= SOURCE RECORDS =
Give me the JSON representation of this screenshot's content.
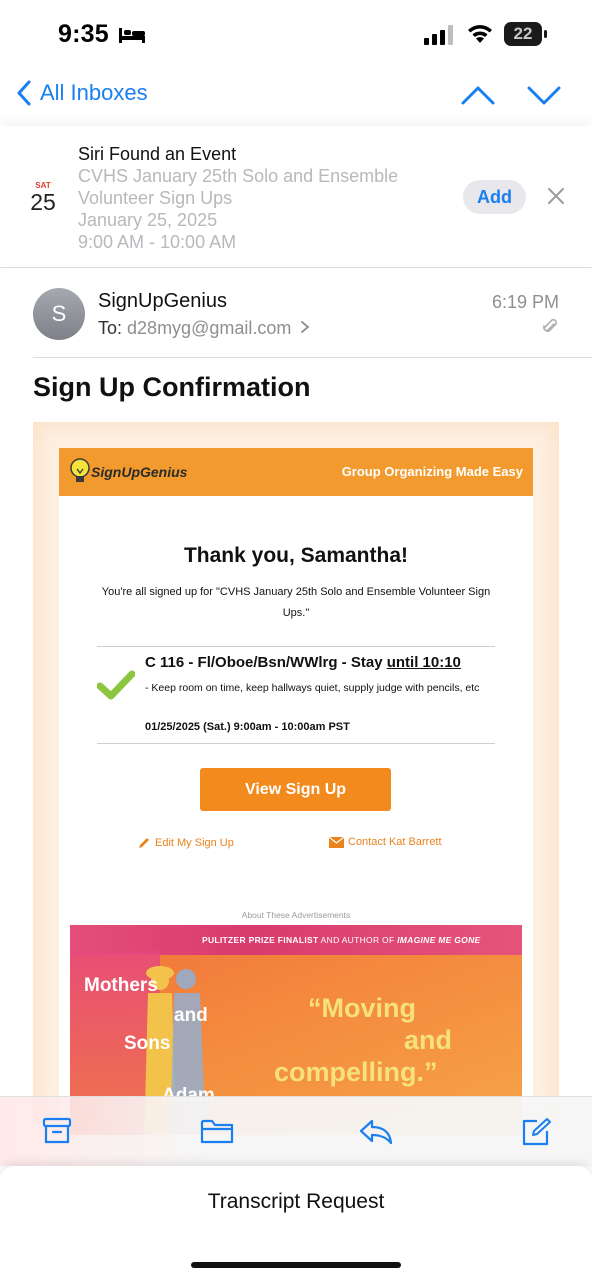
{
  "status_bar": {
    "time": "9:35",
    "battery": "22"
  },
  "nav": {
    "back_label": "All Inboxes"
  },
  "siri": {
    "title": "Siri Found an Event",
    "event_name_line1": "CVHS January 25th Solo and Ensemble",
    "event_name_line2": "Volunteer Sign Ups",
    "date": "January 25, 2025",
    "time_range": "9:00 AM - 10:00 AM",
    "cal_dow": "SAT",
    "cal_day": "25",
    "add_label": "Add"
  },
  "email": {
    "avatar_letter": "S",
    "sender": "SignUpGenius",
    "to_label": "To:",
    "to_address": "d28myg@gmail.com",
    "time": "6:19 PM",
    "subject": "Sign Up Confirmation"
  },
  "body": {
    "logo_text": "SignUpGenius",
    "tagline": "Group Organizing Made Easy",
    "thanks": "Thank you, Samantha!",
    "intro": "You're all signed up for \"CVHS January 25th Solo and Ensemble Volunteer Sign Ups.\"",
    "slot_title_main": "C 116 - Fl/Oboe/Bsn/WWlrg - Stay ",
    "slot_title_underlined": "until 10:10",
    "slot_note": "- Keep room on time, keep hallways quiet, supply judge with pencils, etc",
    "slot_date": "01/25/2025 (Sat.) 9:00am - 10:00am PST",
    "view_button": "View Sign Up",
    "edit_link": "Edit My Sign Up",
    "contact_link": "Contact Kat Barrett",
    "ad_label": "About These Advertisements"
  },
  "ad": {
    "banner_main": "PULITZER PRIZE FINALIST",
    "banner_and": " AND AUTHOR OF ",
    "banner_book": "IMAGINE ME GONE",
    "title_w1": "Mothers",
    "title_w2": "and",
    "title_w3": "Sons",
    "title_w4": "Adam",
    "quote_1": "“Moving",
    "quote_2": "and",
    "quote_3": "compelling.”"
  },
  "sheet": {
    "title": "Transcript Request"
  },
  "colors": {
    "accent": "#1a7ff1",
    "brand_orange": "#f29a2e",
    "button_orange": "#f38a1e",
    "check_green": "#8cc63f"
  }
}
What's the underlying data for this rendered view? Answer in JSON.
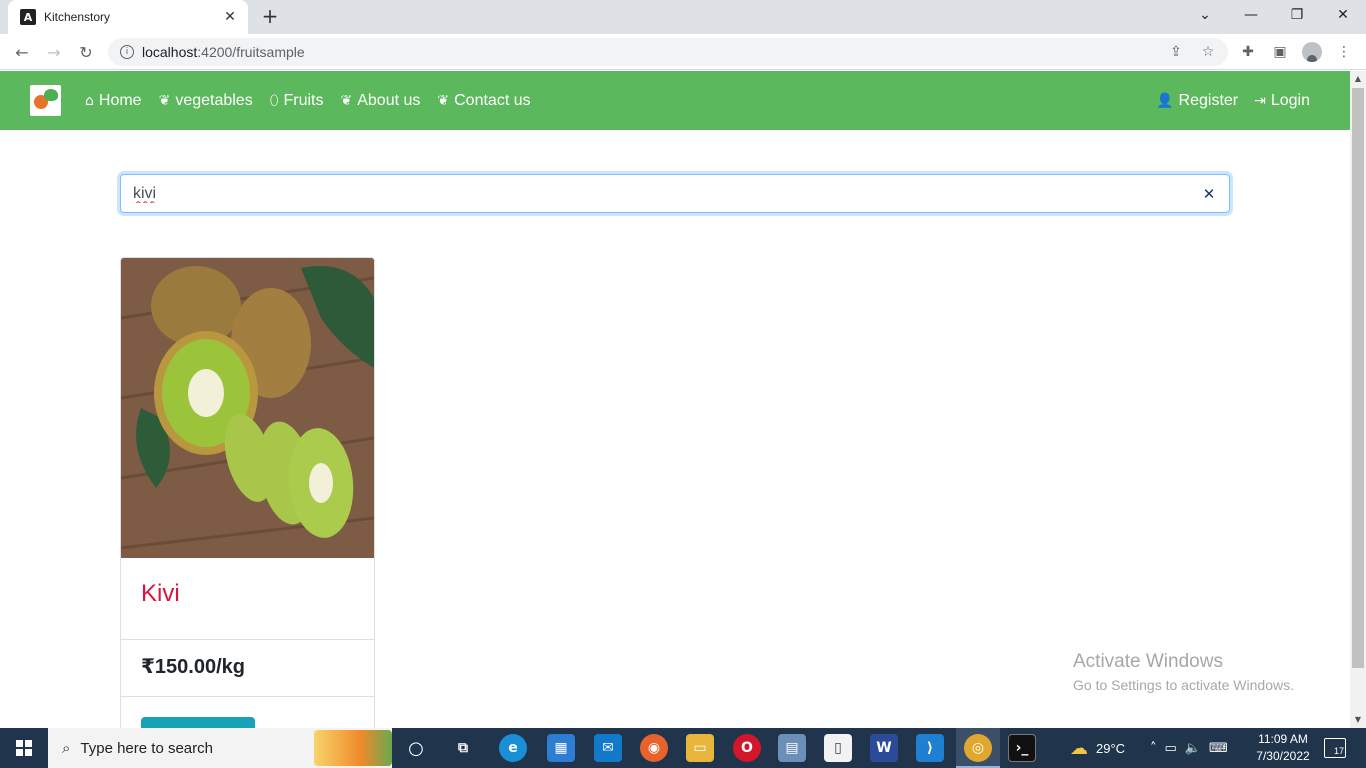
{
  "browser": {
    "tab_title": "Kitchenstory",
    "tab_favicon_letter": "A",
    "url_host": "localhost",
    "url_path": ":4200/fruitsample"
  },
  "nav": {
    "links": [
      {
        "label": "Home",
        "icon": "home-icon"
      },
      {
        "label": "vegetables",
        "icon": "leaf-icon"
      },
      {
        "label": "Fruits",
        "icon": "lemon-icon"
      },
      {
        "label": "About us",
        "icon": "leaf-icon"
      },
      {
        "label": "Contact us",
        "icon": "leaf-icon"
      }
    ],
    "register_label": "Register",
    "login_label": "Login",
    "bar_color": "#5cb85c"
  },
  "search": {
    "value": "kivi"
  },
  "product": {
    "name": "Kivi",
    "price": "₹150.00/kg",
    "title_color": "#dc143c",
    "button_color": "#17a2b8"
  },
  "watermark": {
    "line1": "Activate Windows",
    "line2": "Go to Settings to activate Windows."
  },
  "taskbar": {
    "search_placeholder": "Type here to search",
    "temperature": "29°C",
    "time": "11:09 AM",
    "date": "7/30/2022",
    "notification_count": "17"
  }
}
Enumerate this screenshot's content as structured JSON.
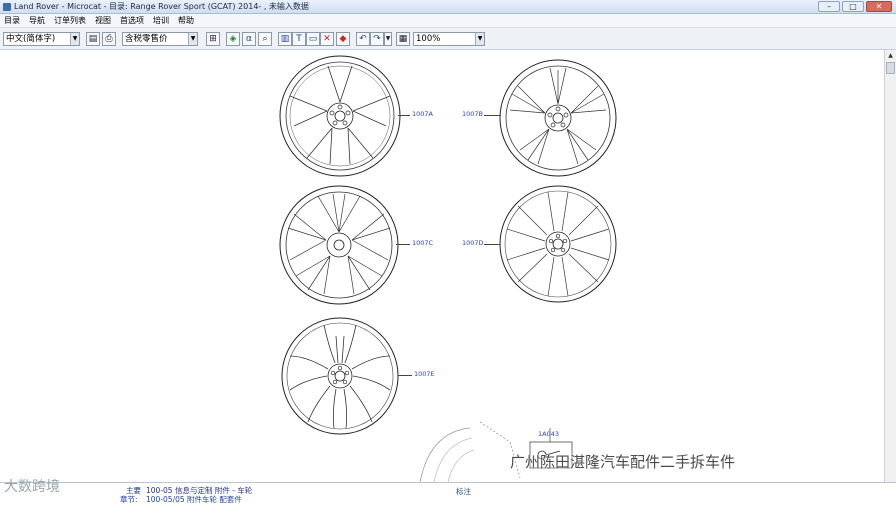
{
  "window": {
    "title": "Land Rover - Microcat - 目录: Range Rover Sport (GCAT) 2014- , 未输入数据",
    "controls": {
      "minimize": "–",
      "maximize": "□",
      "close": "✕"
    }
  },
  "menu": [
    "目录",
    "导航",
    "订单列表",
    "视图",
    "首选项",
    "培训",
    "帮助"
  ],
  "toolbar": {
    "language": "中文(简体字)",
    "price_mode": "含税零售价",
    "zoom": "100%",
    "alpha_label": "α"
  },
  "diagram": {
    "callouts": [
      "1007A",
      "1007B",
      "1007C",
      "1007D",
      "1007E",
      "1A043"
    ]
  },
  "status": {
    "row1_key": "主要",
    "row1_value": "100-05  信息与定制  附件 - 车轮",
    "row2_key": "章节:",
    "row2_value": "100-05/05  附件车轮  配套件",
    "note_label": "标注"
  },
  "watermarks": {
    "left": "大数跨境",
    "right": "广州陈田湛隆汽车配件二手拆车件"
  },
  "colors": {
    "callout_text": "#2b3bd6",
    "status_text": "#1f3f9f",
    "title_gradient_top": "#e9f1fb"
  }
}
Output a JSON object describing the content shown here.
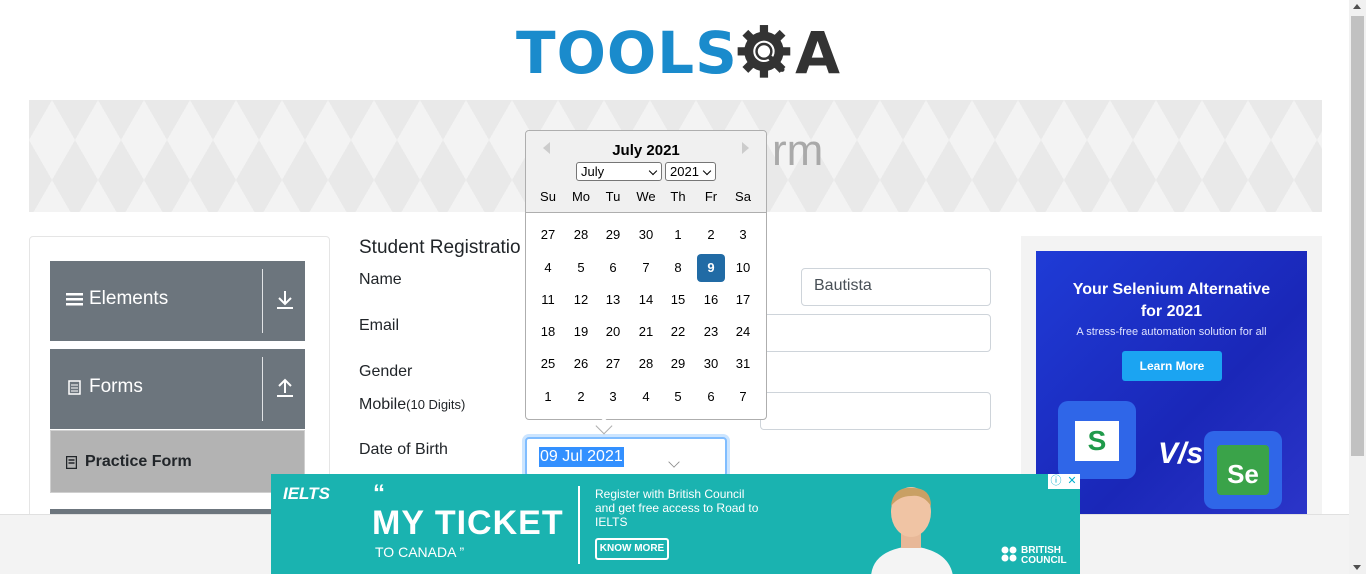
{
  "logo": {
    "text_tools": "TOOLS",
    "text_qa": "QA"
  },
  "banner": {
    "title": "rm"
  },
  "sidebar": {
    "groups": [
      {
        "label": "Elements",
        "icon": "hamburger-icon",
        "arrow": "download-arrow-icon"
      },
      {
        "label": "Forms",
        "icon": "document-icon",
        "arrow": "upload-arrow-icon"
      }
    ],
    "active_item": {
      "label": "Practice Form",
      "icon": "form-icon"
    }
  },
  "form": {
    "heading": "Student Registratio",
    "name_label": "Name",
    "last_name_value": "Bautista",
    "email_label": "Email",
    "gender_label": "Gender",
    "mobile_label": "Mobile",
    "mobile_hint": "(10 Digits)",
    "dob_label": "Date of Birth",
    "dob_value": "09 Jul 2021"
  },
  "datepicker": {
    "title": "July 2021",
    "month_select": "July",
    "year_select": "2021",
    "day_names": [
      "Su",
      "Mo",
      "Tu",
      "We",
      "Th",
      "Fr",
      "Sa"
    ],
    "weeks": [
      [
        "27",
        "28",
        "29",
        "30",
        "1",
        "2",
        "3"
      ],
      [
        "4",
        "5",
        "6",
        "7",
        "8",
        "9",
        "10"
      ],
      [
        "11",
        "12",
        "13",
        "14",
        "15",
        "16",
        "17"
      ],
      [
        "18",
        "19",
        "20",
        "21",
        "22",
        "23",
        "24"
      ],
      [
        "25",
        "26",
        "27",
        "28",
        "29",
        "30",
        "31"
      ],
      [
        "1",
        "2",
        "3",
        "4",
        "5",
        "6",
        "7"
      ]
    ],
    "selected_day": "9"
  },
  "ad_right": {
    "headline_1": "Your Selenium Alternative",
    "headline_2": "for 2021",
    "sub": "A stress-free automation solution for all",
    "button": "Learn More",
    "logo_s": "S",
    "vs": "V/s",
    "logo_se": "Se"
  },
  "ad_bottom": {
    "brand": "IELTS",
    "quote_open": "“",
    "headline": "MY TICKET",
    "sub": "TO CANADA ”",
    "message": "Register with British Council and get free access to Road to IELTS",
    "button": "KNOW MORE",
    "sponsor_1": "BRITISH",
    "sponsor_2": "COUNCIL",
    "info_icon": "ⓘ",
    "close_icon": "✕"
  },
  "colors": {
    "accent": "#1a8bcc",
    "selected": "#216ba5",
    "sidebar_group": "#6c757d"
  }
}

= WHAT THE EXERCISE ASKS =
Search the preceding listing for the word "SignUpGenius" and pull out every line that holds it.

= TASK OUTPUT =
    "sender": "SignUpGenius",
    "logo_text": "SignUpGenius",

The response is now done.